QUOTED TEXT |
A small lesson to realism wannabe shooters

Have you played Red Orchestra?
Insurgency, the Irak-inspired mod for HL2?
Resistance & Liberation, also for HL2?

These mods (ok, RO is now a retail game, whatever), and other games, seem to try to outdo each other in claiming to be the uber-realistic fps that reach unprecedent detail in their gritty realism, from the guns to the uniforms, and a great emphasis in teamwork, which in their game, “it will really work”, unlike past games that they have tried it, but in the end in public matches everyone run as a headless chicken alone. Hell, some of them were a bit annoying in their claims (Insurgency, i am looking at you…).

But then i play the game, and while in some stuff it’s true they have done a great job, the whole game feels off. They have made the right choices with the possible stances, with the guns, with the inventory system, with the ironsights, but in the end the game plays a whole world of difference of what would be in the real thing (and i am not referring to the fact that if you made a true realistic war game, 95% of it would be waiting, and patrolling, and traveling, and boring things like making a hole in the ground to shit on).

I am speaking about the whole pace of the game, the way the team divides itself as the game progresses, the way people throw their “life” pointlessly in suicide missions, the little use of cover sometimes… in other words, i am speaking about the game type itself. More exactly, to their election of a gametype (usually both teams try to conquest a few zones, or attack/defend the zones) respawning in the initial point every time you die.

RECORDS SHOWN |
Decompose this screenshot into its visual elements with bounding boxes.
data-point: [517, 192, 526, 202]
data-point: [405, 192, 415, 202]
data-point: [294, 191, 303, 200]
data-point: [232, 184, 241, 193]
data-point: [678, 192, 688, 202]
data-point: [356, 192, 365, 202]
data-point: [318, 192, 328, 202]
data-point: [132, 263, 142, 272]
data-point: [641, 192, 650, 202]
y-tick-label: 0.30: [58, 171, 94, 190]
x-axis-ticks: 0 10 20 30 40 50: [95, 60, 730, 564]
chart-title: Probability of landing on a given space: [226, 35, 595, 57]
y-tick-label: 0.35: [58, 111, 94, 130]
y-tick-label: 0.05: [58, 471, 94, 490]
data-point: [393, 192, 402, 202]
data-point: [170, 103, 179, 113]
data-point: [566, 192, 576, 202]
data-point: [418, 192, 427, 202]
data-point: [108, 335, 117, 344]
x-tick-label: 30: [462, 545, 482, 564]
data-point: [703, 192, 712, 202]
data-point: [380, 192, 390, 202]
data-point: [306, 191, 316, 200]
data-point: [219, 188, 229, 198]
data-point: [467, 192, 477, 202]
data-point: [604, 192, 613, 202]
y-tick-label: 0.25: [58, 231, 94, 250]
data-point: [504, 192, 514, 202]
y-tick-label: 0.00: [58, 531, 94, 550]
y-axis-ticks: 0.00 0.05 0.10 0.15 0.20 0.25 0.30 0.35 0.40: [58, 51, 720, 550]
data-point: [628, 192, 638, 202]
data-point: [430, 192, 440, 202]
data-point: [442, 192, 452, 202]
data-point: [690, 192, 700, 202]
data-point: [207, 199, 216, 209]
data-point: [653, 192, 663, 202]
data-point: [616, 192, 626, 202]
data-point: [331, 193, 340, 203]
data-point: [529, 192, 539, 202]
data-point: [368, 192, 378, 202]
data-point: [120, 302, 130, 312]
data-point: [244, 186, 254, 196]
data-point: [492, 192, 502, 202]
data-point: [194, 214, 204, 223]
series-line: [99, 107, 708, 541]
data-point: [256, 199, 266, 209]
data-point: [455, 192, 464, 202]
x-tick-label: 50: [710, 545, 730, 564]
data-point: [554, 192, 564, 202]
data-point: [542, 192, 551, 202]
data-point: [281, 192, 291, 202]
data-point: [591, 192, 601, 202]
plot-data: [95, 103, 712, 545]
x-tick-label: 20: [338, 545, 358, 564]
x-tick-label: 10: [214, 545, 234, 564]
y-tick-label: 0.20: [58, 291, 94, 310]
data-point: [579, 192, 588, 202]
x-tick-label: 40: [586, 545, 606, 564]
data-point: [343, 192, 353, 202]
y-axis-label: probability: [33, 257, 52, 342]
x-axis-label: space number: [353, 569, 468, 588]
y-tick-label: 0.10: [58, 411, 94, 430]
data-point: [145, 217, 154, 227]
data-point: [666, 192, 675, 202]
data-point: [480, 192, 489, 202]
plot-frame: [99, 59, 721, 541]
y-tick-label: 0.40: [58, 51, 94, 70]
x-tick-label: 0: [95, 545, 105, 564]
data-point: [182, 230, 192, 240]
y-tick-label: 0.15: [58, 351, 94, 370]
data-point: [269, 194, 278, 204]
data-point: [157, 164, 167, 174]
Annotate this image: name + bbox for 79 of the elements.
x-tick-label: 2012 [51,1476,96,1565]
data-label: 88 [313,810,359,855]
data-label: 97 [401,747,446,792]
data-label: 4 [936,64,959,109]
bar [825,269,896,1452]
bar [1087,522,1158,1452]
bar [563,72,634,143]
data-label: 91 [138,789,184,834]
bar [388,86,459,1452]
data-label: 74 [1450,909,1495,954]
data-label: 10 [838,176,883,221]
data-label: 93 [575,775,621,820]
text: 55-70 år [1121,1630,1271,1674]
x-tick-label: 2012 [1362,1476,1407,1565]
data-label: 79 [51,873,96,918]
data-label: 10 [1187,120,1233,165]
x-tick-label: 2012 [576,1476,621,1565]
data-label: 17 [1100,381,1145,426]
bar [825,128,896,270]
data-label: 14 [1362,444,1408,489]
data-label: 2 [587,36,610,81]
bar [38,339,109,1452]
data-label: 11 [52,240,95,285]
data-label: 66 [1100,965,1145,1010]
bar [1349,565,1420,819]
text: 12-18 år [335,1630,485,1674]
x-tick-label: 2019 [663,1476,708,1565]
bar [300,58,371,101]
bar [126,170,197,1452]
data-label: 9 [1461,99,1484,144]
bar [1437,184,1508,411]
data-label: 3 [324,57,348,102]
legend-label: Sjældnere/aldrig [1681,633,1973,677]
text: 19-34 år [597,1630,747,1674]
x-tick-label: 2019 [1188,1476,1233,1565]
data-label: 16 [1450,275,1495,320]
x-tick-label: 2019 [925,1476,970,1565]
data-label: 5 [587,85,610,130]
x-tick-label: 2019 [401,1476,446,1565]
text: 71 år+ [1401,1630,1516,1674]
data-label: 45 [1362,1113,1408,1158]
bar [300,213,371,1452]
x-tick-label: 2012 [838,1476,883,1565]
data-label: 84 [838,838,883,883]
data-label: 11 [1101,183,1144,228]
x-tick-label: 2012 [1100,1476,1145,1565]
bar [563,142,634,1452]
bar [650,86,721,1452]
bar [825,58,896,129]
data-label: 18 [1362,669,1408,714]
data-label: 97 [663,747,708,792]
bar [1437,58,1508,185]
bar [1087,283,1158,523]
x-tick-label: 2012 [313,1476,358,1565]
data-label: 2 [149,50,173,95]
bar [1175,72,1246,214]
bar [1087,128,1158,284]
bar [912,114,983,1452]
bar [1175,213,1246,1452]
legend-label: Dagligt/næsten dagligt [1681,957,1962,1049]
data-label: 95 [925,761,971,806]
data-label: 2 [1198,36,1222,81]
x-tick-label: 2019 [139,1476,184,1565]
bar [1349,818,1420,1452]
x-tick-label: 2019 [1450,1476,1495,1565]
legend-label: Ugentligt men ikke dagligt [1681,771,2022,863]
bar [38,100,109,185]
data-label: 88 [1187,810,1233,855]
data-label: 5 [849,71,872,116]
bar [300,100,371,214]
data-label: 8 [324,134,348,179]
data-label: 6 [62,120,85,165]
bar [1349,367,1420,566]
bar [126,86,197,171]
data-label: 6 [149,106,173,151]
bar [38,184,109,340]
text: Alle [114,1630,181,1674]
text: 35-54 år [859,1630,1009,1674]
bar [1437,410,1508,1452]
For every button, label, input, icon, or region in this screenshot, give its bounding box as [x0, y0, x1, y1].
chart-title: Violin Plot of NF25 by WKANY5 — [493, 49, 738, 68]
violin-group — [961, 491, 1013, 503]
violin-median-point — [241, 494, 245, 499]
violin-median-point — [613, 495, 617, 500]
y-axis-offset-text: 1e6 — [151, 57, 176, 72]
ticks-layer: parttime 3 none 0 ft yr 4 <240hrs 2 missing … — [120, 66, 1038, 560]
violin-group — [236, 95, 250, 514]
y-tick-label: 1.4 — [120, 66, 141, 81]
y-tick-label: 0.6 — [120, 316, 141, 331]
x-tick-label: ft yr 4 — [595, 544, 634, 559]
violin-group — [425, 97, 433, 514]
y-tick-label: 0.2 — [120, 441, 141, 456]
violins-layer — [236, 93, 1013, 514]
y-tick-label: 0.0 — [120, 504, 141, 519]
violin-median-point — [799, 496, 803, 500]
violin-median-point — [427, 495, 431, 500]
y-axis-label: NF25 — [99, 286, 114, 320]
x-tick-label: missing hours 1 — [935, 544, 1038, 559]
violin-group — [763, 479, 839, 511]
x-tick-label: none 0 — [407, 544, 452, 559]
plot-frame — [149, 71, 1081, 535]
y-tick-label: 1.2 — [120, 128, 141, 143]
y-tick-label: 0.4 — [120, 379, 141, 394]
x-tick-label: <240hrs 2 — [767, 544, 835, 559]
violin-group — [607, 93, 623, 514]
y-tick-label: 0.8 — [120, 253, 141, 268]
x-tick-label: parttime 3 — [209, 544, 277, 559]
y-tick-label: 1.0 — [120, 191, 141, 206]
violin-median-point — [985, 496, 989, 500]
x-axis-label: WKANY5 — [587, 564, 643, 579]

DIRECTIONS |
1 – In the post on realism shooters, list the things the writer says the makers got right.
2 – From the post on realism shooters, quote the passage starting with "Resistance & Liberation, also" and going on through "looking at you…).".

WRITTEN RESPONSES |
1 –
- the possible stances
- the guns
- the inventory system
- the ironsights

2 –
Resistance & Liberation, also for HL2?

These mods (ok, RO is now a retail game, whatever), and other games, seem to try to outdo each other in claiming to be the uber-realistic fps that reach unprecedent detail in their gritty realism, from the guns to the uniforms, and a great emphasis in teamwork, which in their game, “it will really work”, unlike past games that they have tried it, but in the end in public matches everyone run as a headless chicken alone. Hell, some of them were a bit annoying in their claims (Insurgency, i am looking at you…).